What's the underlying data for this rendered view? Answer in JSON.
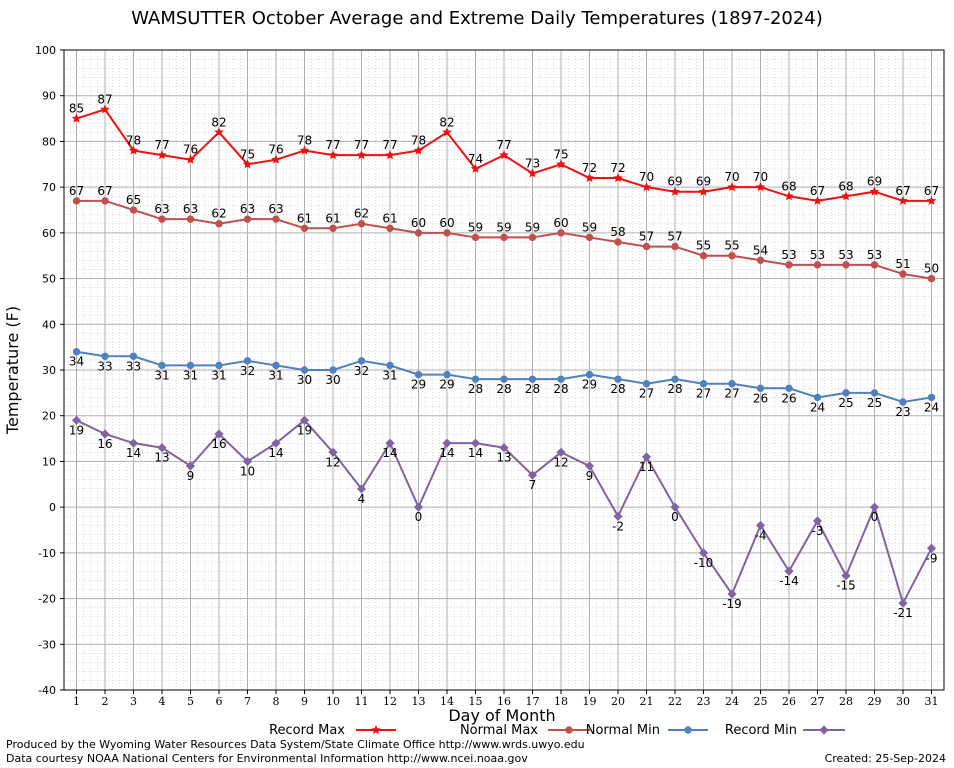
{
  "chart_data": {
    "type": "line",
    "title": "WAMSUTTER October Average and Extreme Daily Temperatures (1897-2024)",
    "xlabel": "Day of Month",
    "ylabel": "Temperature (F)",
    "ylim": [
      -40,
      100
    ],
    "yticks": [
      -40,
      -30,
      -20,
      -10,
      0,
      10,
      20,
      30,
      40,
      50,
      60,
      70,
      80,
      90,
      100
    ],
    "x": [
      1,
      2,
      3,
      4,
      5,
      6,
      7,
      8,
      9,
      10,
      11,
      12,
      13,
      14,
      15,
      16,
      17,
      18,
      19,
      20,
      21,
      22,
      23,
      24,
      25,
      26,
      27,
      28,
      29,
      30,
      31
    ],
    "grid": true,
    "legend_position": "bottom",
    "series": [
      {
        "name": "Record Max",
        "color": "#ee1111",
        "marker": "star",
        "label_position": "above",
        "values": [
          85,
          87,
          78,
          77,
          76,
          82,
          75,
          76,
          78,
          77,
          77,
          77,
          78,
          82,
          74,
          77,
          73,
          75,
          72,
          72,
          70,
          69,
          69,
          70,
          70,
          68,
          67,
          68,
          69,
          67,
          67
        ]
      },
      {
        "name": "Normal Max",
        "color": "#c0504d",
        "marker": "circle",
        "label_position": "above",
        "values": [
          67,
          67,
          65,
          63,
          63,
          62,
          63,
          63,
          61,
          61,
          62,
          61,
          60,
          60,
          59,
          59,
          59,
          60,
          59,
          58,
          57,
          57,
          55,
          55,
          54,
          53,
          53,
          53,
          53,
          51,
          50
        ]
      },
      {
        "name": "Normal Min",
        "color": "#4f81bd",
        "marker": "circle",
        "label_position": "below",
        "values": [
          34,
          33,
          33,
          31,
          31,
          31,
          32,
          31,
          30,
          30,
          32,
          31,
          29,
          29,
          28,
          28,
          28,
          28,
          29,
          28,
          27,
          28,
          27,
          27,
          26,
          26,
          24,
          25,
          25,
          23,
          24
        ]
      },
      {
        "name": "Record Min",
        "color": "#8064a2",
        "marker": "diamond",
        "label_position": "below",
        "values": [
          19,
          16,
          14,
          13,
          9,
          16,
          10,
          14,
          19,
          12,
          4,
          14,
          0,
          14,
          14,
          13,
          7,
          12,
          9,
          -2,
          11,
          0,
          -10,
          -19,
          -4,
          -14,
          -3,
          -15,
          0,
          -21,
          -9
        ]
      }
    ]
  },
  "footer": {
    "produced_by": "Produced by the Wyoming Water Resources Data System/State Climate Office http://www.wrds.uwyo.edu",
    "data_courtesy": "Data courtesy NOAA National Centers for Environmental Information http://www.ncei.noaa.gov",
    "created": "Created:  25-Sep-2024"
  }
}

__________

• Aim
Retype each entry precisely. Skip images entirely.

• Exercise answer
What's the underlying data for this rendered view? Answer in JSON.
{
  "chart_data": {
    "type": "line",
    "title": "WAMSUTTER October Average and Extreme Daily Temperatures (1897-2024)",
    "xlabel": "Day of Month",
    "ylabel": "Temperature (F)",
    "ylim": [
      -40,
      100
    ],
    "yticks": [
      -40,
      -30,
      -20,
      -10,
      0,
      10,
      20,
      30,
      40,
      50,
      60,
      70,
      80,
      90,
      100
    ],
    "x": [
      1,
      2,
      3,
      4,
      5,
      6,
      7,
      8,
      9,
      10,
      11,
      12,
      13,
      14,
      15,
      16,
      17,
      18,
      19,
      20,
      21,
      22,
      23,
      24,
      25,
      26,
      27,
      28,
      29,
      30,
      31
    ],
    "grid": true,
    "legend_position": "bottom",
    "series": [
      {
        "name": "Record Max",
        "color": "#ee1111",
        "marker": "star",
        "label_position": "above",
        "values": [
          85,
          87,
          78,
          77,
          76,
          82,
          75,
          76,
          78,
          77,
          77,
          77,
          78,
          82,
          74,
          77,
          73,
          75,
          72,
          72,
          70,
          69,
          69,
          70,
          70,
          68,
          67,
          68,
          69,
          67,
          67
        ]
      },
      {
        "name": "Normal Max",
        "color": "#c0504d",
        "marker": "circle",
        "label_position": "above",
        "values": [
          67,
          67,
          65,
          63,
          63,
          62,
          63,
          63,
          61,
          61,
          62,
          61,
          60,
          60,
          59,
          59,
          59,
          60,
          59,
          58,
          57,
          57,
          55,
          55,
          54,
          53,
          53,
          53,
          53,
          51,
          50
        ]
      },
      {
        "name": "Normal Min",
        "color": "#4f81bd",
        "marker": "circle",
        "label_position": "below",
        "values": [
          34,
          33,
          33,
          31,
          31,
          31,
          32,
          31,
          30,
          30,
          32,
          31,
          29,
          29,
          28,
          28,
          28,
          28,
          29,
          28,
          27,
          28,
          27,
          27,
          26,
          26,
          24,
          25,
          25,
          23,
          24
        ]
      },
      {
        "name": "Record Min",
        "color": "#8064a2",
        "marker": "diamond",
        "label_position": "below",
        "values": [
          19,
          16,
          14,
          13,
          9,
          16,
          10,
          14,
          19,
          12,
          4,
          14,
          0,
          14,
          14,
          13,
          7,
          12,
          9,
          -2,
          11,
          0,
          -10,
          -19,
          -4,
          -14,
          -3,
          -15,
          0,
          -21,
          -9
        ]
      }
    ]
  },
  "footer": {
    "produced_by": "Produced by the Wyoming Water Resources Data System/State Climate Office http://www.wrds.uwyo.edu",
    "data_courtesy": "Data courtesy NOAA National Centers for Environmental Information http://www.ncei.noaa.gov",
    "created": "Created:  25-Sep-2024"
  }
}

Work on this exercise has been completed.